- SELECTION
Greatest hits album by Ozzy Osbourne
- Released: 11 February 2003
- Recorded: 1980–2001 (–2007: 3 disc edition)
- Genres: Heavy metal; glam metal; hard rock;
- Length: 151:01
- Label: Epic/Legacy
- Producer: Various

Ozzy Osbourne chronology
| Live at Budokan (2002) | The Essential Ozzy Osbourne (2003) | Prince of Darkness (2005) |

= The Essential Ozzy Osbourne =

The Essential Ozzy Osbourne is a compilation album by British heavy metal singer Ozzy Osbourne, released in 2003. It reached No. 7 on US charts and No. 21 in the UK. Tracks featured here from the first two albums are the re-recorded versions from recent reissues (see Blizzard of Ozz and Diary of a Madman) as well as the remixed Bark at the Moon tracks. The album was certified Gold by the RIAA on 5 February 2005 with an excess of 500,000 copies sold, then certified Platinum by the RIAA on 3 March 2016. This compilation was re-released in 2009 as a Limited Edition 3.0 package with an additional disc of bonus songs that were not on the original release.

- DATASET RECORDS

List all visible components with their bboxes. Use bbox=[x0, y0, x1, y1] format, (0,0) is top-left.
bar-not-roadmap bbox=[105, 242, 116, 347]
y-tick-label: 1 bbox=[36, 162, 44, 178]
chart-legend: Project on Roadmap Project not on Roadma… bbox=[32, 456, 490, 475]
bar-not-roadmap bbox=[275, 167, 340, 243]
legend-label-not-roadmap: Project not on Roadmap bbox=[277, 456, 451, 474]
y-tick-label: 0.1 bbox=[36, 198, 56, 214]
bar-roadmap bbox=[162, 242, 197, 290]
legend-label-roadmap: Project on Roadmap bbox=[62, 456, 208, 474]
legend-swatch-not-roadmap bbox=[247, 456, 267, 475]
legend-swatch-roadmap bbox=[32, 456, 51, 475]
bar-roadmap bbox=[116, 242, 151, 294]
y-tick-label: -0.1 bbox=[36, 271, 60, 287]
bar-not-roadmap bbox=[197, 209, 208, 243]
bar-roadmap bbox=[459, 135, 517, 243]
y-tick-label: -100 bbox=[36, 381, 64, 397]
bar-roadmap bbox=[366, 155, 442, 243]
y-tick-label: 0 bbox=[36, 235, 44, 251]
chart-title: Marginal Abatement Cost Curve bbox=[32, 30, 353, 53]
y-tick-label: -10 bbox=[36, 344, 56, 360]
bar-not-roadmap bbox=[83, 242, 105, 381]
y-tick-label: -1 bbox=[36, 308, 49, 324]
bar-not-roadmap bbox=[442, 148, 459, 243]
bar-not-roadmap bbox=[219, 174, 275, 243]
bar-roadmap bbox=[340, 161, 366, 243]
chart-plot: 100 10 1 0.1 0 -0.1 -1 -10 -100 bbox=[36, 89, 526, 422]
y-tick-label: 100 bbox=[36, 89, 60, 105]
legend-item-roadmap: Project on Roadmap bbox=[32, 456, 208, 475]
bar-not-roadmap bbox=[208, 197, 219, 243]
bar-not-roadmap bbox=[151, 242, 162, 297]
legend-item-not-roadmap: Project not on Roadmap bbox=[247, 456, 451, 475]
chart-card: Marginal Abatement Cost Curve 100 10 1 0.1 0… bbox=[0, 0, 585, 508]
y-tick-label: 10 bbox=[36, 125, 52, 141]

- WHAT YOU HAVE TO DO
Proceed with the article on The Essential Ozzy Osbourne, continuing it from its last sentence.

- WRITTEN RESPONSE
The album tracks from Blizzard of Ozz and Diary of a Madman are from the 2002 remasters, for which they were partially re-recorded. The original drum and bass tracks were replaced with recordings by Osbourne's then-current bassist Robert Trujillo and drummer Mike Bordin, as a management response to legal action by original bassist Bob Daisley and drummer Lee Kerslake for unpaid royalty fees.

It does not feature any material from 1986's The Ultimate Sin; however, the limited edition bonus disc does include two tracks from it.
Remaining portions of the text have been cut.